→ **Saved entries**:
········
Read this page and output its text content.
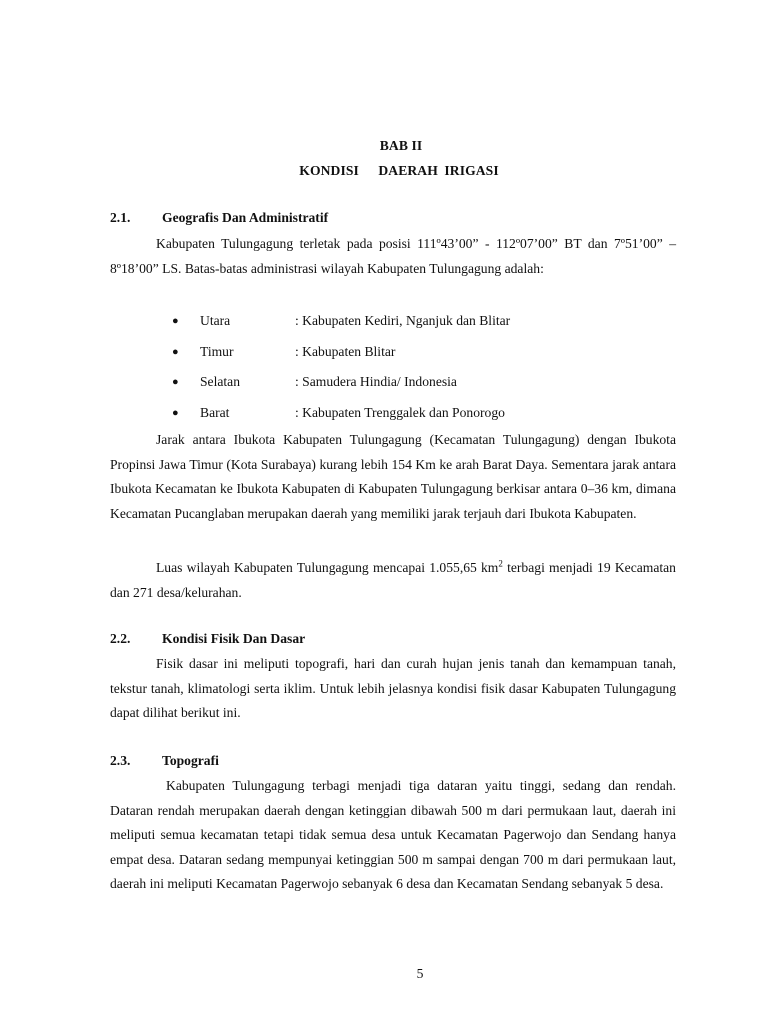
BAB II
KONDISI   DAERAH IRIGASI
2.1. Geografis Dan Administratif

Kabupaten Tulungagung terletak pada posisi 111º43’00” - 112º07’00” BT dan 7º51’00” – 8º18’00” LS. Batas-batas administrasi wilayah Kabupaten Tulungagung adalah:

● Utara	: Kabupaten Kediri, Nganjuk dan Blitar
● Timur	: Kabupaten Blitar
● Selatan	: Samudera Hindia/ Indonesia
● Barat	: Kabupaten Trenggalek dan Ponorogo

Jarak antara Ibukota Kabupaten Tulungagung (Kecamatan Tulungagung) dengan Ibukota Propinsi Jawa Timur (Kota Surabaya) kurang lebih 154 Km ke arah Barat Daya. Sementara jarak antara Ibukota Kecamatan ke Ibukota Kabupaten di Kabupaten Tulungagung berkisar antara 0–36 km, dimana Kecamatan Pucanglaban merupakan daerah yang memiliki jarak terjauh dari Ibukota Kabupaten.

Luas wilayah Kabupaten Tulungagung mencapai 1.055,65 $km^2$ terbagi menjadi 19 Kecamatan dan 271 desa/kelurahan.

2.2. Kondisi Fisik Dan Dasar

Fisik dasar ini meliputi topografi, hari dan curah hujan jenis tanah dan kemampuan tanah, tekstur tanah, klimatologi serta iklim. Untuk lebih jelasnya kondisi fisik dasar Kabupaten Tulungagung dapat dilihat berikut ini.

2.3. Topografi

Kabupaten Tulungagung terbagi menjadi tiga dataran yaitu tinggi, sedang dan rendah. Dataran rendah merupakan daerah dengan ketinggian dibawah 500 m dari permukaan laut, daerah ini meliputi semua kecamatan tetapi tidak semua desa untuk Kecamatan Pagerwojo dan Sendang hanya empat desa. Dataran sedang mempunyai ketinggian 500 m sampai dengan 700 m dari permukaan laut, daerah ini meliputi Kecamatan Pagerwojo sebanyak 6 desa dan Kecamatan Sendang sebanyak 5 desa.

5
········
→ **YOUR OBJECTIVE**:
Write out every line from the entries where "Timur" appears.

→ **COMPLETE OUTPUT**:
● Timur	: Kabupaten Blitar
Jarak antara Ibukota Kabupaten Tulungagung (Kecamatan Tulungagung) dengan Ibukota Propinsi Jawa Timur (Kota Surabaya) kurang lebih 154 Km ke arah Barat Daya. Sementara jarak antara Ibukota Kecamatan ke Ibukota Kabupaten di Kabupaten Tulungagung berkisar antara 0–36 km, dimana Kecamatan Pucanglaban merupakan daerah yang memiliki jarak terjauh dari Ibukota Kabupaten.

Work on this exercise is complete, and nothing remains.